_Selected text_
---
Kate and Hilton Clark
The Clarks’ two children, raised first in Harlem and then in suburban Hastings-on-Hudson, New York.
Myths & Misconceptions
Kenneth Clark was a sociologist.
No, he never took a sociology course. Kenneth was a social psychologist.
The doll test was Mamie’s idea.
Mamie’s master’s thesis was the precursor to the doll test, but it’s unclear who first suggested using dolls. Kenneth called it a “joint” decision.
The 1954 Brown ruling was based on the doll test, which was created to win a victory for the NAACP in the Supreme Court.
No on both counts. First, although the ruling’s famous Footnote 11 first credits a study written by Kenneth, it also gives credit to other social scientists. Second, the Clarks had reported their doll test data in 1941, a decade before the court’s ruling.
The doll test results were based on only a tiny sample of children.
Kenneth tested 253 children in Massachusetts and Arkansas.
---
Page segmentation data

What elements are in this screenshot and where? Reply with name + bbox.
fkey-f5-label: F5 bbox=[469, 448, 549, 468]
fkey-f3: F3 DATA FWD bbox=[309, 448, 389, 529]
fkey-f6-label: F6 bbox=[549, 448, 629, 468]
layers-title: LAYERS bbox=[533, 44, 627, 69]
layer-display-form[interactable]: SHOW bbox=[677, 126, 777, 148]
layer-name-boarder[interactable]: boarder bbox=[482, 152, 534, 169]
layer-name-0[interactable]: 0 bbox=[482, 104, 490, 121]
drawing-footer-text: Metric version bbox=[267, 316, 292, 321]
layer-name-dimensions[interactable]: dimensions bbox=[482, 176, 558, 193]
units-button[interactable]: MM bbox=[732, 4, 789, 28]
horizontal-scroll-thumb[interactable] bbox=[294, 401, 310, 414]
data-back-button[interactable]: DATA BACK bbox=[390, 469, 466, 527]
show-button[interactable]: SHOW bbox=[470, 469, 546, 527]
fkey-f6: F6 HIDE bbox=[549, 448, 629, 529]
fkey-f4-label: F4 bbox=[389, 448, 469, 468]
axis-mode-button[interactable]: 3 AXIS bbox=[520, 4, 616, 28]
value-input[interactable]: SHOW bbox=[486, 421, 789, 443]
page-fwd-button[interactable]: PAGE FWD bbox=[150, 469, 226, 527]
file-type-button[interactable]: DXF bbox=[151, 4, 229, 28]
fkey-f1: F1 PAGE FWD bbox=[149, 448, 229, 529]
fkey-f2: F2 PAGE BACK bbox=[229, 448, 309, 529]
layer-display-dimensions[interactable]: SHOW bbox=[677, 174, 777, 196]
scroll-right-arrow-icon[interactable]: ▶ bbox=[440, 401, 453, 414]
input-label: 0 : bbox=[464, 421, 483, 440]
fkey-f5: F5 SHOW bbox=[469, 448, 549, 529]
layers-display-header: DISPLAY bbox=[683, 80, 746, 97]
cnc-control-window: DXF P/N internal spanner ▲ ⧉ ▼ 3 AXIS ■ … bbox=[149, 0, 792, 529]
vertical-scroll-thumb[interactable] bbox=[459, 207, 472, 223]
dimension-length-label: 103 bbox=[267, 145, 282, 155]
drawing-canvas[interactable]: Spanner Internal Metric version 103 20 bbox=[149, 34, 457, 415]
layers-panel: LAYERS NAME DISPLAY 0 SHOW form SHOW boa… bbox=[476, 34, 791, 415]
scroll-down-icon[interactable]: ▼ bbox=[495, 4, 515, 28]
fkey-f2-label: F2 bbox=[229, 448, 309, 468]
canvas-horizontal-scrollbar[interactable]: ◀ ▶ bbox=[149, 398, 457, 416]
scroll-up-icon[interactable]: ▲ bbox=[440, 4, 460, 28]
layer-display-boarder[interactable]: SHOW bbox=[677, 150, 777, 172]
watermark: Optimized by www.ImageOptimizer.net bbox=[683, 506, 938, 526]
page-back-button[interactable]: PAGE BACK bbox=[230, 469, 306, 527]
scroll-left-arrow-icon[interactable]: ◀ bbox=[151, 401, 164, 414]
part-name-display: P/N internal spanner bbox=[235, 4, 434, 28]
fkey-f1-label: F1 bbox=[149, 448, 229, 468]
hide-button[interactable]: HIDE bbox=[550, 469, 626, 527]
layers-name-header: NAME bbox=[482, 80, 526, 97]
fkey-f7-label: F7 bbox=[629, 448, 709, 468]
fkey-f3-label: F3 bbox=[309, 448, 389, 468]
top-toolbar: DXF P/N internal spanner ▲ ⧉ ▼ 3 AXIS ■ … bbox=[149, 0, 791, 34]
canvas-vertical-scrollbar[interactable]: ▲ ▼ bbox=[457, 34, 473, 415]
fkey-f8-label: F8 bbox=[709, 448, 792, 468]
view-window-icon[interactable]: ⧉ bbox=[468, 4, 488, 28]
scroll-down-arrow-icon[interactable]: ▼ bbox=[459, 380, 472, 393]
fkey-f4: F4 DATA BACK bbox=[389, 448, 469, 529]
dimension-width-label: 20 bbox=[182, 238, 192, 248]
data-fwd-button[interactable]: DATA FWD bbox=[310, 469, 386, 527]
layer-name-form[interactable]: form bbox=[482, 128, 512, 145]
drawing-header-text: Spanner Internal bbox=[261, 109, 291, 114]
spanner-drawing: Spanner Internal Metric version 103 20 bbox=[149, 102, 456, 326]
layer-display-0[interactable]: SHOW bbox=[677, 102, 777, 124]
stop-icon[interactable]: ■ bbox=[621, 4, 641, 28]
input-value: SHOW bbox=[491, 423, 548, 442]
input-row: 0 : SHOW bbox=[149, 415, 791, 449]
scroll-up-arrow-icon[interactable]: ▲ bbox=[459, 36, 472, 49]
---
_Problem set_
1. Render this sentence from the myths-and-misconceptions text into Spanish: "Kenneth tested 253 children in Massachusetts and Arkansas."
2. Proceed with the myths-and-misconceptions text, picking up right after its final sentence.
These entries are separate material and have no connection to the myths-and-misconceptions text.

_Per-task outputs_
1. Kenneth evaluó a 253 niños en Massachusetts y Arkansas.

2.
Excerpts

Kenneth Clark, born in Panama
He was born in the wet season as workers were finishing the new Panama Canal. It was July 14, 1914, warm and muggy at the port of Colon, where the tropical rains came in cataracts, rattling the tin roofs of shacks and spawning clouds of mosquitoes. The baby boy’s mother was nineteen, the daughter of Jamaican shopkeepers. The father, also of Jamaican descent, was ten years older and a supervisor on the docks of Colon. Married just a year, they marveled at the baby they named Kenneth. Fatherhood was a point of pride with Arthurton Clark, and his young wife, Miriam, was determined that this wriggling mass of boyhood would thrive.

Mamie Phipps, born in Arkansas
She was their second child and born at home in the resort town of Hot Springs. It was October 18, 1917, a balmy day, when Katie Phipps went into labor. Harold, her husband, was one of the town’s Black doctors, so there was no need to call Mana Funches, a midwife. Dr. Phipps could well afford a hospital bed for Katie, but Black babies were usually born at home. No white hospital would have them.

An immigrant boy in Harlem, 1923
To little Kenneth, Harlem was far more exciting than Colon. There were canyons of brick buildings with people sitting on the stoops out front and up on the fire escapes in back over the alleys where peddlers sold used clothing and chanted, “Old clothes! Old clothes!” Kids played in the streets. “We did a lot of stickball and a lot of roller skating,” John Moseley, a 141st Street neighbor, recalled. “The street was your big playground.” Kids vied for space with horse-drawn wagons and tradesmen pushing carts and hawking their wares.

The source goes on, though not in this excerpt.